▶ SUPPLIED DATA
=-=-=-=-=

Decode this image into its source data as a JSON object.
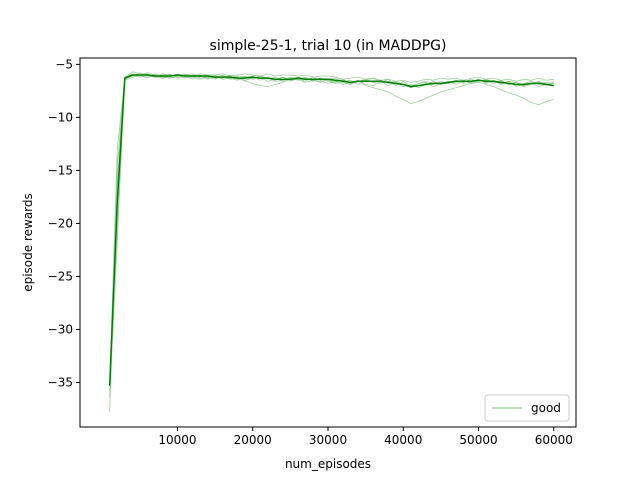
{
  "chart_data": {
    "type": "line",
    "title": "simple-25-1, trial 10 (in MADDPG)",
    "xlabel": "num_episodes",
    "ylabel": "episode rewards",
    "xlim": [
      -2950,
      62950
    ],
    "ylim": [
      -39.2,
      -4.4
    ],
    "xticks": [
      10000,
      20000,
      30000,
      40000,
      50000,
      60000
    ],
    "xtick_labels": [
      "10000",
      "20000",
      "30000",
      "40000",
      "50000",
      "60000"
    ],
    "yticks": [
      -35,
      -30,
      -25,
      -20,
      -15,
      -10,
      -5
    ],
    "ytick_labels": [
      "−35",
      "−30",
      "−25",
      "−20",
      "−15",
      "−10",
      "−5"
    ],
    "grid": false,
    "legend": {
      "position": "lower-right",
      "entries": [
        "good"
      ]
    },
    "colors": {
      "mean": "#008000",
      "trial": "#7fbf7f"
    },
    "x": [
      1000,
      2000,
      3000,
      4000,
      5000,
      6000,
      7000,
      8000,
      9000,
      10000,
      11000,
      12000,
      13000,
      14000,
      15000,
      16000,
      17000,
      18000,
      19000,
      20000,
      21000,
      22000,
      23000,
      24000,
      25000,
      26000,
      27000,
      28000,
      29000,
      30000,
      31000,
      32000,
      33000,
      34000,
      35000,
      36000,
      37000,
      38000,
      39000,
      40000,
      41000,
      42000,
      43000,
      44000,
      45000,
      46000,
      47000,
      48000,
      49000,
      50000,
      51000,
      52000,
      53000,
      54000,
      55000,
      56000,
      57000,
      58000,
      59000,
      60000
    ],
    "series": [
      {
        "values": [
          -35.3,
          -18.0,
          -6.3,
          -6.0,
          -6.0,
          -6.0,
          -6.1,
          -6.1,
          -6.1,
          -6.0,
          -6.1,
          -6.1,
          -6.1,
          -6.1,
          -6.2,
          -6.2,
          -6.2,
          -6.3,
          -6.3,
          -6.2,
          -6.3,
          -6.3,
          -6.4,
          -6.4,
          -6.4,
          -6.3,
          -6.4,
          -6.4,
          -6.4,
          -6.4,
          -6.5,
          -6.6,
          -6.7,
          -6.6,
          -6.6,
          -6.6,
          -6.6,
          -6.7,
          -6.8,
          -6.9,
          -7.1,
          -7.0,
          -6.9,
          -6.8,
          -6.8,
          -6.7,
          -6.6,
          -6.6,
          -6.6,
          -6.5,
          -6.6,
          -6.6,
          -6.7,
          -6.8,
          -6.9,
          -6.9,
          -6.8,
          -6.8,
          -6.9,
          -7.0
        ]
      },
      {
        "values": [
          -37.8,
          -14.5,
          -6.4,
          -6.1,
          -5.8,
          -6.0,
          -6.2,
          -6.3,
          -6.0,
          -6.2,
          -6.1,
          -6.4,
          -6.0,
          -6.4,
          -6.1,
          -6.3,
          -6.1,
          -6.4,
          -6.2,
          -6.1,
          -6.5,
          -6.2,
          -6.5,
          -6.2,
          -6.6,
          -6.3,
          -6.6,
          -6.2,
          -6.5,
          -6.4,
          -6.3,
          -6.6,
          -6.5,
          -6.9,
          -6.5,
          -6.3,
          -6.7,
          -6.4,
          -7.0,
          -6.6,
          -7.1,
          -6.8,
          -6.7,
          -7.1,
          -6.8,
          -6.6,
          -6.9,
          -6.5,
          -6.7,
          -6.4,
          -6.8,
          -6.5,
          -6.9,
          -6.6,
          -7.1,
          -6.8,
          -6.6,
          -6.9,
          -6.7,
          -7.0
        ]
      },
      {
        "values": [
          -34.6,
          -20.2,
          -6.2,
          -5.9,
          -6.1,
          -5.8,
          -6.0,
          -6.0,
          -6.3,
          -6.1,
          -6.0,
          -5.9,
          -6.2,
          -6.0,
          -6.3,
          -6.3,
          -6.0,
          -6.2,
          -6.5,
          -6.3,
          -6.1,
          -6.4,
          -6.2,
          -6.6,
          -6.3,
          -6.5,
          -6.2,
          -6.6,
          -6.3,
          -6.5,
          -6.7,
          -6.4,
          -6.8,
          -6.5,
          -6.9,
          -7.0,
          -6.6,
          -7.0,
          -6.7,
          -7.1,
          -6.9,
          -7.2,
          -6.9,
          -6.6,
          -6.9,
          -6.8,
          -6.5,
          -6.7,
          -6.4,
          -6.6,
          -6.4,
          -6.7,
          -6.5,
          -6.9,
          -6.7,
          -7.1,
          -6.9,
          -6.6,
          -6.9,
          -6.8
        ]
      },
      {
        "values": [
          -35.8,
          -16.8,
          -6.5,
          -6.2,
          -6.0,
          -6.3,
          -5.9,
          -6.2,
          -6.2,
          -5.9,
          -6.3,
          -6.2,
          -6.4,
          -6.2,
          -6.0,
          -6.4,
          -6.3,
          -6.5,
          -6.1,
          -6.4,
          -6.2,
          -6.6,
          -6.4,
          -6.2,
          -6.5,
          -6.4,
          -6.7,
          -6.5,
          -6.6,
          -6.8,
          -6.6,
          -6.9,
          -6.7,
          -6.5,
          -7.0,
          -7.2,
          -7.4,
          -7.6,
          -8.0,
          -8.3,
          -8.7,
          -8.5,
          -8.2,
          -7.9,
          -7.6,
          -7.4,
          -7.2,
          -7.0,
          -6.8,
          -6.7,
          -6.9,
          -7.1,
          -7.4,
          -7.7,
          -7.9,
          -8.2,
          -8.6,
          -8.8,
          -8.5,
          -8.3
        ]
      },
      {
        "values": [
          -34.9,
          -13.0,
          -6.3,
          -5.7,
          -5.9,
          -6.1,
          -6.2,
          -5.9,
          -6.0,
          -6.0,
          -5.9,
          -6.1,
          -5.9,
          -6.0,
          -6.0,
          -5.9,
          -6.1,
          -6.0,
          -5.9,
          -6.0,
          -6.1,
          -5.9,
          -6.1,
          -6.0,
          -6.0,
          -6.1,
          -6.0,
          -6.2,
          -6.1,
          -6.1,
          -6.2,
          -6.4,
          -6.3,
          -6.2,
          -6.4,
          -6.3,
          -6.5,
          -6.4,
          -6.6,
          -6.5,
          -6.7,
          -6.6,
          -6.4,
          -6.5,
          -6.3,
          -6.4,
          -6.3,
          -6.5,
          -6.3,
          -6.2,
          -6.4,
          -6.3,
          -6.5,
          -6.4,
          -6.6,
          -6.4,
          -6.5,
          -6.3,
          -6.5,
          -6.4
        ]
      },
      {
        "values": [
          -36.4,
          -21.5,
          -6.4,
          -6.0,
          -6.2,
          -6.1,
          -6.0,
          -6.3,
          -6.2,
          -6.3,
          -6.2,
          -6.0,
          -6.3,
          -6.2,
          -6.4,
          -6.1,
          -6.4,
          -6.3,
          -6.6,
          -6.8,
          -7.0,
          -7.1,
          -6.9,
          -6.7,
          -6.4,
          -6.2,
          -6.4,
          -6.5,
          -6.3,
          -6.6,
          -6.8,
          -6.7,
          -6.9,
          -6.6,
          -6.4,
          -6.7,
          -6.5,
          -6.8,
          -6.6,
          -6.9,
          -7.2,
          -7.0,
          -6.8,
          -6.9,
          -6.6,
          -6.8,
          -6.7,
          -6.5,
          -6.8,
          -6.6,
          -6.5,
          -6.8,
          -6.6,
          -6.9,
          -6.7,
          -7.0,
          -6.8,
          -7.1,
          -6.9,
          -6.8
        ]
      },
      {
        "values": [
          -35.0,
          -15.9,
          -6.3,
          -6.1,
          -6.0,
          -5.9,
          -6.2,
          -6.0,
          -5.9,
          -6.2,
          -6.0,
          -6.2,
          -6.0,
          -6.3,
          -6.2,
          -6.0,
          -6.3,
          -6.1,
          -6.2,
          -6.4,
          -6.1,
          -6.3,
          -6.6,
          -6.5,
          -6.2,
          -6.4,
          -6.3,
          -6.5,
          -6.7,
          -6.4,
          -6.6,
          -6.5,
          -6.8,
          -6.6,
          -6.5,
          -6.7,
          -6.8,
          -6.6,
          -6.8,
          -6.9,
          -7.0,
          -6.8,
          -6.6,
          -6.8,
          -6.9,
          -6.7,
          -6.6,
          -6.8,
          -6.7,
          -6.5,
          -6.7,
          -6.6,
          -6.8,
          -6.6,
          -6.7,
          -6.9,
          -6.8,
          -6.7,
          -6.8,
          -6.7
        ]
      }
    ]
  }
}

=-=-=-=-=

▶ EXERCISE GOAL
Search the data for the word "trial" and copy each line where it appears.

▶ WRITTEN SOLUTION
    "title": "simple-25-1, trial 10 (in MADDPG)",
      "trial": "#7fbf7f"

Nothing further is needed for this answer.